STATED GOAL:
Copy out every line that contains the word "también".

[Entries from a dataset]
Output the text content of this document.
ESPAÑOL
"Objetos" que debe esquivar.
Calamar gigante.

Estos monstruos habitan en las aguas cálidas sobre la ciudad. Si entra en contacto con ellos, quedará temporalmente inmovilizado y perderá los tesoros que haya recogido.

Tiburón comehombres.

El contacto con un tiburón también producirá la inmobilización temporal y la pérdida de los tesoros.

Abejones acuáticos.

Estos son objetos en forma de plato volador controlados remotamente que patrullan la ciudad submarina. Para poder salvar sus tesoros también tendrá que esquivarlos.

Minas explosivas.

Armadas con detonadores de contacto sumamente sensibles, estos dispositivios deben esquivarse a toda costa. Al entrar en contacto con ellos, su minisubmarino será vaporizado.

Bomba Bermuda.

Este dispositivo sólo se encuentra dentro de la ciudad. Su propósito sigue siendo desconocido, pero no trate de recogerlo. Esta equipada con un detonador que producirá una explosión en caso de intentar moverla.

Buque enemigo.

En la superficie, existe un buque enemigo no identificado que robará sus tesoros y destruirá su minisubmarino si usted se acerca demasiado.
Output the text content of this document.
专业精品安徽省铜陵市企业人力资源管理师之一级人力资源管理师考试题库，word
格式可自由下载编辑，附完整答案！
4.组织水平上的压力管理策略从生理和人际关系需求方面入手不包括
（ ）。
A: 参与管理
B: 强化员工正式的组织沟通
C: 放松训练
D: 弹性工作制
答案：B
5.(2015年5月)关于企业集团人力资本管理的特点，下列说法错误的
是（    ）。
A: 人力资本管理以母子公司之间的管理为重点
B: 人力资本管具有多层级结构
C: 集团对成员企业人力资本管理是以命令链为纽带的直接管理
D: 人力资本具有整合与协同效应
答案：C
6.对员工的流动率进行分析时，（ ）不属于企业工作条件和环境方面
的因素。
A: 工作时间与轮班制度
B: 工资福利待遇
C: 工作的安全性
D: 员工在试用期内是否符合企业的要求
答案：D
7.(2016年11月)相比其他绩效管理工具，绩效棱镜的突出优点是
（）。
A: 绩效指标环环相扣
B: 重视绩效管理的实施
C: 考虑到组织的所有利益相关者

WORKED SOLUTION:
El contacto con un tiburón también producirá la inmobilización temporal y la pérdida de los tesoros.
Estos son objetos en forma de plato volador controlados remotamente que patrullan la ciudad submarina. Para poder salvar sus tesoros también tendrá que esquivarlos.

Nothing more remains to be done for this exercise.